__Extracted data entries__
· · ·
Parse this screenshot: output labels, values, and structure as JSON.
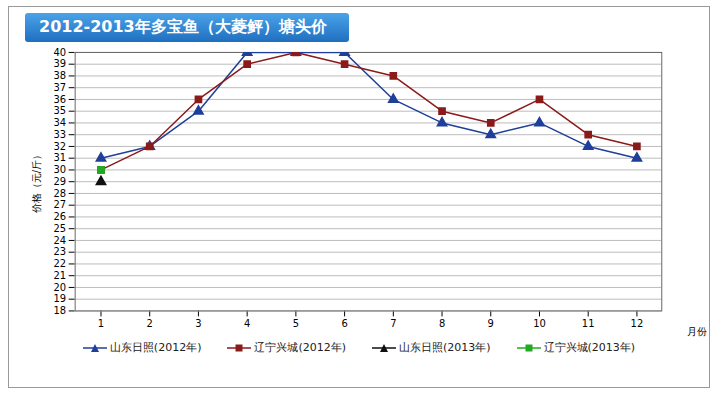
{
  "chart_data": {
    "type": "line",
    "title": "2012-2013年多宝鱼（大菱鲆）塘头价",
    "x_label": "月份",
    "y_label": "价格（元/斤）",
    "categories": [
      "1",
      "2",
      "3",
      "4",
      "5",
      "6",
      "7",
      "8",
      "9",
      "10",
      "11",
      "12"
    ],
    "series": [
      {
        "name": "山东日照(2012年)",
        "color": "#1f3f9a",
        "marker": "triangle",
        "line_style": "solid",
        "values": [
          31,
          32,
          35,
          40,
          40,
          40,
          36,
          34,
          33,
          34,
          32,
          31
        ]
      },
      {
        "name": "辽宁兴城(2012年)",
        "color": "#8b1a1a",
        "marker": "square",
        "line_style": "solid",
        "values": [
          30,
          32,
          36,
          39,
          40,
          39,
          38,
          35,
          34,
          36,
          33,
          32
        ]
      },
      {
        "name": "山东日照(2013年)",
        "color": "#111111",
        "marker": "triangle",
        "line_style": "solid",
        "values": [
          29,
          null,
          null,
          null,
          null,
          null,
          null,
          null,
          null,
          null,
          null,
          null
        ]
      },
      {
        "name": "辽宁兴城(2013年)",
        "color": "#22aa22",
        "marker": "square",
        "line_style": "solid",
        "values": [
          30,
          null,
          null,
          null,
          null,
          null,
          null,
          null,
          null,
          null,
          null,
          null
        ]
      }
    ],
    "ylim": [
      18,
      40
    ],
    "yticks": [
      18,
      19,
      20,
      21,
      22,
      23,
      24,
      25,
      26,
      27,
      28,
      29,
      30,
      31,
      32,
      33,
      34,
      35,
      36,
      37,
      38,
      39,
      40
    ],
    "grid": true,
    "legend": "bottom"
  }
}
· · ·
__Set exercise__
Look for "color" and pull out every line that has it.

__The result__
        "color": "#1f3f9a",
        "color": "#8b1a1a",
        "color": "#111111",
        "color": "#22aa22",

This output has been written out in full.